EXERCISE:
Identify each line in the records below that contains the word "image", and copy it.
--- Begin EXERCISE DATA ---
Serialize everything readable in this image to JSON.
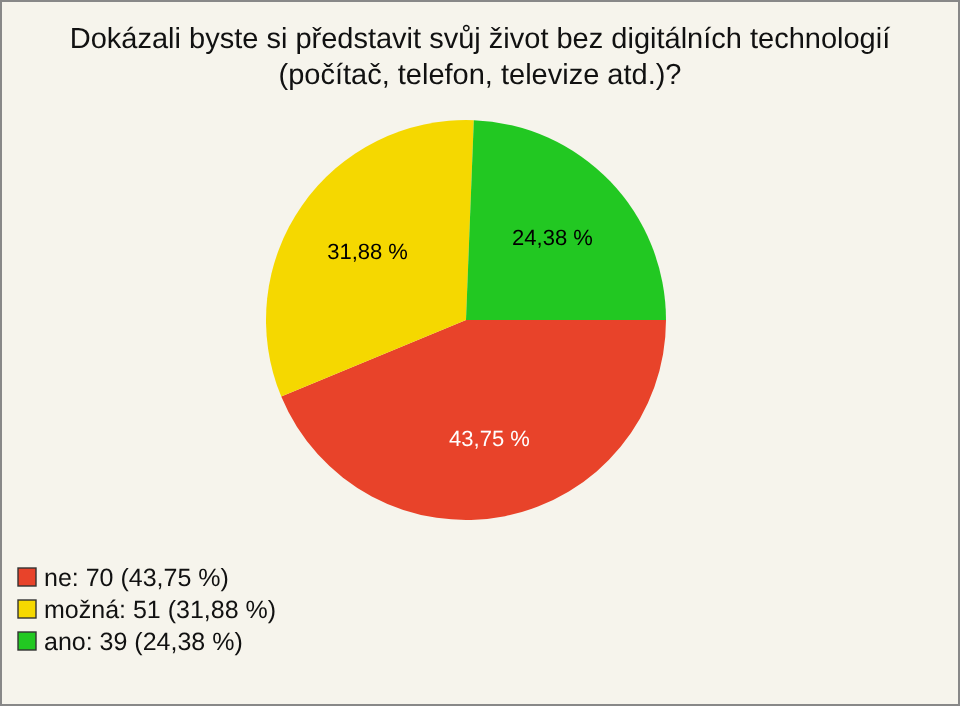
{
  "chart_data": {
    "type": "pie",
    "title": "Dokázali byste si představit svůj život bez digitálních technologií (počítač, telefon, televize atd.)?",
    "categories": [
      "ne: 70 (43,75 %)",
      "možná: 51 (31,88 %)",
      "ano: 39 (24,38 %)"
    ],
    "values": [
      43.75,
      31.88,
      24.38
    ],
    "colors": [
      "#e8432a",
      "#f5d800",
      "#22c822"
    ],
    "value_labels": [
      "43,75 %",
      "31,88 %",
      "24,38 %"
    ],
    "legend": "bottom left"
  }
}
--- End EXERCISE DATA ---
--- Begin EXERCISE DATA ---
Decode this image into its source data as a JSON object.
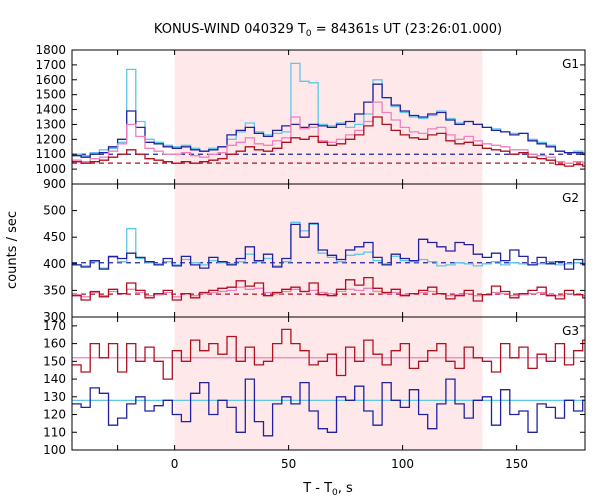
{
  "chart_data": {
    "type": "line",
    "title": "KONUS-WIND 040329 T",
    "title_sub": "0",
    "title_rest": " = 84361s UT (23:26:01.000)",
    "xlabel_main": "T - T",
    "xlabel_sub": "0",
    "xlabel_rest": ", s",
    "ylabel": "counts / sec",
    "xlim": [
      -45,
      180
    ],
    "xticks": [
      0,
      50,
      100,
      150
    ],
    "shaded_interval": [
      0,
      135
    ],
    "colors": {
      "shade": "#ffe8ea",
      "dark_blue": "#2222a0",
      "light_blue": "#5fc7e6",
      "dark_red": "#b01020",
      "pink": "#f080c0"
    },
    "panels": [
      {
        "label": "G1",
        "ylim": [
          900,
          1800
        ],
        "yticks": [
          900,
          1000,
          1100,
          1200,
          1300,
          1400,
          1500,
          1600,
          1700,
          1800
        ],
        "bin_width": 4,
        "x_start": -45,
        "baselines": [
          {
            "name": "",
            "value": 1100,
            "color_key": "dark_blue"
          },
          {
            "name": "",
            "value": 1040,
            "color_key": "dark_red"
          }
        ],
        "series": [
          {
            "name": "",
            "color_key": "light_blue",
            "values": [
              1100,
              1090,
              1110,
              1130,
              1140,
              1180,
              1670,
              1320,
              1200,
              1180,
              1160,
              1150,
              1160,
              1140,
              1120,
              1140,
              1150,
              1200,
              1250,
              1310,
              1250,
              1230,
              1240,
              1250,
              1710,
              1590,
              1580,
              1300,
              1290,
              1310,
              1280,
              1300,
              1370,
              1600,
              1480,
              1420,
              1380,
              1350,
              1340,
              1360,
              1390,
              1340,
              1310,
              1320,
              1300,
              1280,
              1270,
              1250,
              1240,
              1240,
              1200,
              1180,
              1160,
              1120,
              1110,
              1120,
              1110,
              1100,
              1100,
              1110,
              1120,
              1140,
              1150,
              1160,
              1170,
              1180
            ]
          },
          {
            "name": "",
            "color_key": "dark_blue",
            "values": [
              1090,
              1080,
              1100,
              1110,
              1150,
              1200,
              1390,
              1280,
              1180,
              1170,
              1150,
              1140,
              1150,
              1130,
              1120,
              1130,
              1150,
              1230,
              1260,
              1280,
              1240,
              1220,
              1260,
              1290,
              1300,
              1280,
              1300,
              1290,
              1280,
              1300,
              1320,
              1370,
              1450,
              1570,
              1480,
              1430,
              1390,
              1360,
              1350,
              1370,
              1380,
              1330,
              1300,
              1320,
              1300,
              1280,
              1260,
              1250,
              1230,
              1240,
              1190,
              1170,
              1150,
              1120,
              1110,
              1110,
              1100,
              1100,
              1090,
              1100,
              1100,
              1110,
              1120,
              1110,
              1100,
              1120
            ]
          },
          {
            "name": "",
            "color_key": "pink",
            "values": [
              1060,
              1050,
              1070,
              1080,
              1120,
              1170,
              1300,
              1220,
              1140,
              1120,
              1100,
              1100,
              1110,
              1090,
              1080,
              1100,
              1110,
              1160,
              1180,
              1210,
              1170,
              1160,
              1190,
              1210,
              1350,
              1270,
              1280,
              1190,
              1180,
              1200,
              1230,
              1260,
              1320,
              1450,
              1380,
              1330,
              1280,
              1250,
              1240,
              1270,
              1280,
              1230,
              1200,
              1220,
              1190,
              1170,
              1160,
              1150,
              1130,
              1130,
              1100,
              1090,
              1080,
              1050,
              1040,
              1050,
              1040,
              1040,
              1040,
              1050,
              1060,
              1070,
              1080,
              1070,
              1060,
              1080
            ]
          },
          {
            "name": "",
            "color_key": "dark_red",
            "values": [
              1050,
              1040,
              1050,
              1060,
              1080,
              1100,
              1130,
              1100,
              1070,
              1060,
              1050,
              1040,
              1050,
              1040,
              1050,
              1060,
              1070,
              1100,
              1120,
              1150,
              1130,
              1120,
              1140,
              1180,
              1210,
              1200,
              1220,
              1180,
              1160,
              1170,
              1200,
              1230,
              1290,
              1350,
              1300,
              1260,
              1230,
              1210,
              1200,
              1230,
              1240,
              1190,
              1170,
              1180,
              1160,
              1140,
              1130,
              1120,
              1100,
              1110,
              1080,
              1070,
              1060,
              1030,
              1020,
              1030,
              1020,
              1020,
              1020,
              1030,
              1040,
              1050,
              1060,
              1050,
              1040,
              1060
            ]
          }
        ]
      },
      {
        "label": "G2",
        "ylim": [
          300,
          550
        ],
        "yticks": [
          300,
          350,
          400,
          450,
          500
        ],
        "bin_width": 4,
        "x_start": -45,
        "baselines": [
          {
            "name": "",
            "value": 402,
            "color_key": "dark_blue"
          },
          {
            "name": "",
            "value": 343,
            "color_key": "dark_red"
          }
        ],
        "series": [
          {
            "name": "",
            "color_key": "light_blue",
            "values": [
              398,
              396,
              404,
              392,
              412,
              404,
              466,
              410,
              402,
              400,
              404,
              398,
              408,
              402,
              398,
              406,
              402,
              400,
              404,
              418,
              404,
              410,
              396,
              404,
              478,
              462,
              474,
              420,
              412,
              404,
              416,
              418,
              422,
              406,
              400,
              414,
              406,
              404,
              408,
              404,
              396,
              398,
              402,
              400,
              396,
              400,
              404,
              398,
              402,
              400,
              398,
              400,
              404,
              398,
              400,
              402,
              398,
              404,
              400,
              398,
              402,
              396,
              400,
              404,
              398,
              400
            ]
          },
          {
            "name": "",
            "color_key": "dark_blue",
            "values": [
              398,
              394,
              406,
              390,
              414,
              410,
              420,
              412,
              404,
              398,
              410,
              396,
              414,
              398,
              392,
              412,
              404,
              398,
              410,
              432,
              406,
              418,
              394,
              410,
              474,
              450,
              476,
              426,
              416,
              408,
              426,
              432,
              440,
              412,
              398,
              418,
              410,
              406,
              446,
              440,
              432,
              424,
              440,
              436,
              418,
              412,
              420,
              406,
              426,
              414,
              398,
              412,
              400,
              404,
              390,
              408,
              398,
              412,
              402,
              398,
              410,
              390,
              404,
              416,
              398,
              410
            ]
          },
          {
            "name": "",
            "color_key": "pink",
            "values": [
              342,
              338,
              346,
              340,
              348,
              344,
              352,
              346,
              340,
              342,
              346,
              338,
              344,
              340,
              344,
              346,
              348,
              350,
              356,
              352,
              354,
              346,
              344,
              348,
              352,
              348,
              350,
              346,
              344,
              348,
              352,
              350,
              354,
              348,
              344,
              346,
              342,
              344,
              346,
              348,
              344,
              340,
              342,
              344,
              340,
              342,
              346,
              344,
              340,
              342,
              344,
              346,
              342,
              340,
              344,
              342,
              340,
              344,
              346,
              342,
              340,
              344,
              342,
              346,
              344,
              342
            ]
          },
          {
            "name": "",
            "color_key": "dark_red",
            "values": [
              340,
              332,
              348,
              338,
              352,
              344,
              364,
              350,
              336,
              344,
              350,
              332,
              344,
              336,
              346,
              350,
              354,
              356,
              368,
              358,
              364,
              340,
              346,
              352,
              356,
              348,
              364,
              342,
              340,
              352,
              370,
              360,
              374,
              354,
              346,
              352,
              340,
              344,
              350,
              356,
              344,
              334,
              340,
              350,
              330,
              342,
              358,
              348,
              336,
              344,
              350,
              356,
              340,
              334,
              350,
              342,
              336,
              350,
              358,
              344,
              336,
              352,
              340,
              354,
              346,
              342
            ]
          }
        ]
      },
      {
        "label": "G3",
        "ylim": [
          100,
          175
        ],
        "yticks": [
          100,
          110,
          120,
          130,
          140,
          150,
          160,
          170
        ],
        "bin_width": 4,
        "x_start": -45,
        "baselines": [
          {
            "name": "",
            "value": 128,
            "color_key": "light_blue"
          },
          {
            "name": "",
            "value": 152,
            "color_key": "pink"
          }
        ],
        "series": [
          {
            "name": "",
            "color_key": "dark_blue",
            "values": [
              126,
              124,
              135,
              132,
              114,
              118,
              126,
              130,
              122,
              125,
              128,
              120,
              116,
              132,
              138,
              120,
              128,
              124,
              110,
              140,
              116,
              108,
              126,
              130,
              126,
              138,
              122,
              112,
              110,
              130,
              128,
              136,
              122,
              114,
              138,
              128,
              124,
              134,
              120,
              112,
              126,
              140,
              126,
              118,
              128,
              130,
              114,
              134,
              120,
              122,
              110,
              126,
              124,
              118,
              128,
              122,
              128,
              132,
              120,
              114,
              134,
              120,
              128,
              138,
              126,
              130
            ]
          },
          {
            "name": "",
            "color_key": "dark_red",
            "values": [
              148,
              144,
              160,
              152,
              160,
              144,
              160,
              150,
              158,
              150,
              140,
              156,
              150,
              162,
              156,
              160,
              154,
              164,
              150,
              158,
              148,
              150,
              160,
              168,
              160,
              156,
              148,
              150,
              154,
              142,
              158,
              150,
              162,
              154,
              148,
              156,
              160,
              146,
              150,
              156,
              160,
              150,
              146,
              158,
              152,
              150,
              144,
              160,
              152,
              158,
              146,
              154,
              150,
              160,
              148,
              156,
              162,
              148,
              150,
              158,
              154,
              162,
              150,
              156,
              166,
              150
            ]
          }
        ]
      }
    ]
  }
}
--- End EXERCISE DATA ---
--- Begin EXERCISE DATA ---
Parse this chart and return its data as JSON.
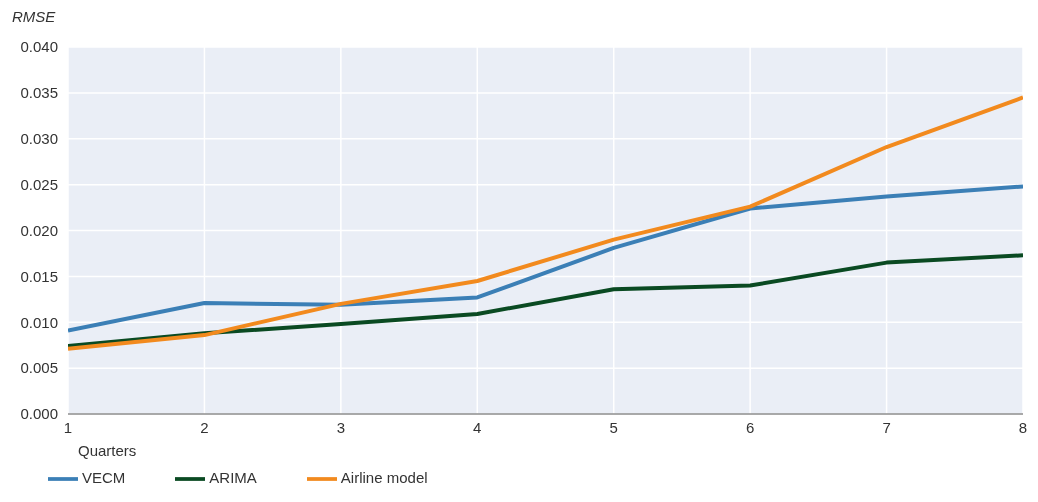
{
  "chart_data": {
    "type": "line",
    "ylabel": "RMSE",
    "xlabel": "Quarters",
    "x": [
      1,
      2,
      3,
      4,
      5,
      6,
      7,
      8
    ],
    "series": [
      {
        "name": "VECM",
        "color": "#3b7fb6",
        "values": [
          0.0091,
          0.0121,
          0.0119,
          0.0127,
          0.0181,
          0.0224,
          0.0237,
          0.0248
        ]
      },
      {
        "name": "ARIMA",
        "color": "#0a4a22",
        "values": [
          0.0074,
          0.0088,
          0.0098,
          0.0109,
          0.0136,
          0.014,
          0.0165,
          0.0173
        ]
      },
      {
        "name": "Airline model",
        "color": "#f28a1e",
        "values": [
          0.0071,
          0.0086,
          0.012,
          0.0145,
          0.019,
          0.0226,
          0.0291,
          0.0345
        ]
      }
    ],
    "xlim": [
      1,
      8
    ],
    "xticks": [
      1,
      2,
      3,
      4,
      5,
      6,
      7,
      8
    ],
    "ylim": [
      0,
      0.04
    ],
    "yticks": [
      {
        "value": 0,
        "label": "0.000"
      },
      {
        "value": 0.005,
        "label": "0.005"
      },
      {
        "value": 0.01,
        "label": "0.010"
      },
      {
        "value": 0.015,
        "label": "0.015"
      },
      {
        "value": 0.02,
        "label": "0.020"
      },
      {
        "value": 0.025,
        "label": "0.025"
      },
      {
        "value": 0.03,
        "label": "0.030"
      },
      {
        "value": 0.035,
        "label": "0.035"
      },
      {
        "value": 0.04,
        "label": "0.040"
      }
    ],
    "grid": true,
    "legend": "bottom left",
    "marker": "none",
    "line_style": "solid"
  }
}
--- End EXERCISE DATA ---
OUTPUT OF THE TASK:
Serialize everything readable in this image to JSON.
Decode this image into its source data as a JSON object.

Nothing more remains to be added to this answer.